REQUEST = Repeat, exactly and in full, the lines of the listing below, but without any pictures.

--- start of DATA FOR THIS EXERCISE ---

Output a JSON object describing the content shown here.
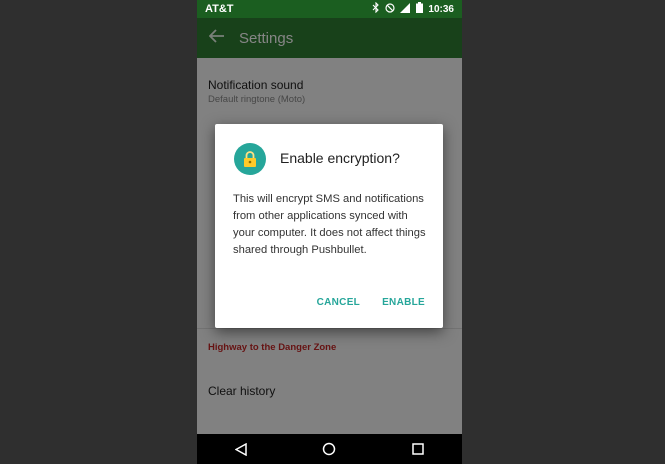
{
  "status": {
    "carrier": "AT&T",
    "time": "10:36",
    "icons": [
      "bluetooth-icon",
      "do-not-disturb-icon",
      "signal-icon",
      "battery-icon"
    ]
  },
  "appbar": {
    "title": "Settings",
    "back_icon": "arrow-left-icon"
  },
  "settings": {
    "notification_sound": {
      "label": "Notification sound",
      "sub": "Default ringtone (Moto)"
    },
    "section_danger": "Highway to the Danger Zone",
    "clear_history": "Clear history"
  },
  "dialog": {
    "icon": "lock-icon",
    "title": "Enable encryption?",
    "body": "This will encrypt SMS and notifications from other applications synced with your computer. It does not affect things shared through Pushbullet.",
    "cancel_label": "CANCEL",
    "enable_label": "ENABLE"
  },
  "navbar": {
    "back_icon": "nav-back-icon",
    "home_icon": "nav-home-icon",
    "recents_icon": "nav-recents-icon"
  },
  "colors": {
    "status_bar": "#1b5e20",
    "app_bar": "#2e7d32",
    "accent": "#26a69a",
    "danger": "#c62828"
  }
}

--- end of DATA FOR THIS EXERCISE ---

TASK RESULT =
Output a JSON object describing the content shown here.
{
  "status": {
    "carrier": "AT&T",
    "time": "10:36",
    "icons": [
      "bluetooth-icon",
      "do-not-disturb-icon",
      "signal-icon",
      "battery-icon"
    ]
  },
  "appbar": {
    "title": "Settings",
    "back_icon": "arrow-left-icon"
  },
  "settings": {
    "notification_sound": {
      "label": "Notification sound",
      "sub": "Default ringtone (Moto)"
    },
    "section_danger": "Highway to the Danger Zone",
    "clear_history": "Clear history"
  },
  "dialog": {
    "icon": "lock-icon",
    "title": "Enable encryption?",
    "body": "This will encrypt SMS and notifications from other applications synced with your computer. It does not affect things shared through Pushbullet.",
    "cancel_label": "CANCEL",
    "enable_label": "ENABLE"
  },
  "navbar": {
    "back_icon": "nav-back-icon",
    "home_icon": "nav-home-icon",
    "recents_icon": "nav-recents-icon"
  },
  "colors": {
    "status_bar": "#1b5e20",
    "app_bar": "#2e7d32",
    "accent": "#26a69a",
    "danger": "#c62828"
  }
}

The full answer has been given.